**REQUEST**.
Give the count of lines that include the string "text". Add nothing to it.

**AVAILABLE DATA**.
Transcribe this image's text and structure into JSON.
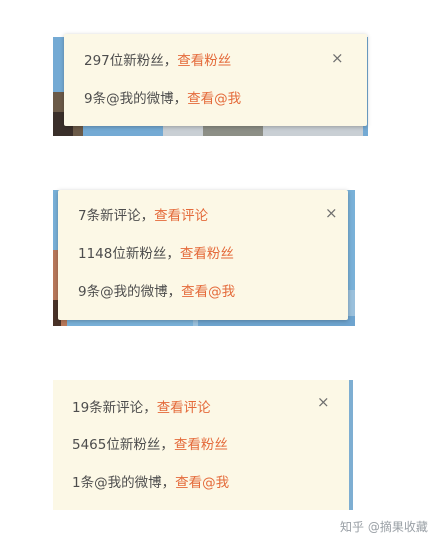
{
  "popups": [
    {
      "rows": [
        {
          "text": "297位新粉丝",
          "sep": "，",
          "link": "查看粉丝"
        },
        {
          "text": "9条@我的微博",
          "sep": "，",
          "link": "查看@我"
        }
      ],
      "close_glyph": "×"
    },
    {
      "rows": [
        {
          "text": "7条新评论",
          "sep": "，",
          "link": "查看评论"
        },
        {
          "text": "1148位新粉丝",
          "sep": "，",
          "link": "查看粉丝"
        },
        {
          "text": "9条@我的微博",
          "sep": "，",
          "link": "查看@我"
        }
      ],
      "close_glyph": "×"
    },
    {
      "rows": [
        {
          "text": "19条新评论",
          "sep": "，",
          "link": "查看评论"
        },
        {
          "text": "5465位新粉丝",
          "sep": "，",
          "link": "查看粉丝"
        },
        {
          "text": "1条@我的微博",
          "sep": "，",
          "link": "查看@我"
        }
      ],
      "close_glyph": "×"
    }
  ],
  "watermark": "知乎 @摘果收藏",
  "colors": {
    "card_bg": "#fcf8e6",
    "link": "#e46a3a",
    "text": "#4d4d4d",
    "page_bg": "#ffffff"
  }
}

**RESULT OF THIS EXERCISE**.
10